— PROVIDED INFORMATION —

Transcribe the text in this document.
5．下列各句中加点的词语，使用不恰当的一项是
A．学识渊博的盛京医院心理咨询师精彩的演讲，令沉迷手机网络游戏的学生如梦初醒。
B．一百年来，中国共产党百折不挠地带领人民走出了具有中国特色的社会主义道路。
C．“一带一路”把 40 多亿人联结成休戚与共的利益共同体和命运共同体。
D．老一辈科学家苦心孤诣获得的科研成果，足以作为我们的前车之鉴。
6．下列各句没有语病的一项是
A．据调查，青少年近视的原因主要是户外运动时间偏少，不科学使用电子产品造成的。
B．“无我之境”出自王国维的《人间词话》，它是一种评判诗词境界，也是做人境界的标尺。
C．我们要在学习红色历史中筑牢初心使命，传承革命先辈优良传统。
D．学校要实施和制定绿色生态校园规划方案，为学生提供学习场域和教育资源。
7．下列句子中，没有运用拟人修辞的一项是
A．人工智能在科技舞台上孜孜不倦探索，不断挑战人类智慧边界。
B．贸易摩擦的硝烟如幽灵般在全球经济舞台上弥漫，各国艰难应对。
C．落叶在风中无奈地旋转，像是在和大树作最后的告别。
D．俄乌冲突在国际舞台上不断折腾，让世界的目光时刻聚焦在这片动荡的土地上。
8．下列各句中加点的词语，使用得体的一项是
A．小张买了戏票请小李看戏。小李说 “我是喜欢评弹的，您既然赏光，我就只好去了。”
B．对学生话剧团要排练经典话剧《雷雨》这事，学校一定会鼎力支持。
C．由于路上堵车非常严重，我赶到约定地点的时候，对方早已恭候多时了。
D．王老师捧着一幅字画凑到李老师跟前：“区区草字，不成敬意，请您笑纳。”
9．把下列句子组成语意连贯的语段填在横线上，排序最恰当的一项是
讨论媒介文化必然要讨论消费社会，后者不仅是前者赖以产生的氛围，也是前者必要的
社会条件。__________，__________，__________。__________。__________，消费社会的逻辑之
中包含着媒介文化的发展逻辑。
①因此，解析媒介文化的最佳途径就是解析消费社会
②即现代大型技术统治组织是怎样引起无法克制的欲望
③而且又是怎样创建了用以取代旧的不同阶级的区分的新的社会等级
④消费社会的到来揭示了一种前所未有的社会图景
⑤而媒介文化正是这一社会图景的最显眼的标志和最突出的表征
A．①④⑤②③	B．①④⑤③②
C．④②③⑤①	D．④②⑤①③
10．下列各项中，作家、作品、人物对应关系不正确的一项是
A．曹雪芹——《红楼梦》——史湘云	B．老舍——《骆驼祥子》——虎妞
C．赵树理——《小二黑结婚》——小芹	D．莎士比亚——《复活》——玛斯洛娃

— TASK TO CARRY OUT —
Gather all lines of the records that include the word "下列各句中加点的词语".

— PROBLEM SOLUTION —
5．下列各句中加点的词语，使用不恰当的一项是
8．下列各句中加点的词语，使用得体的一项是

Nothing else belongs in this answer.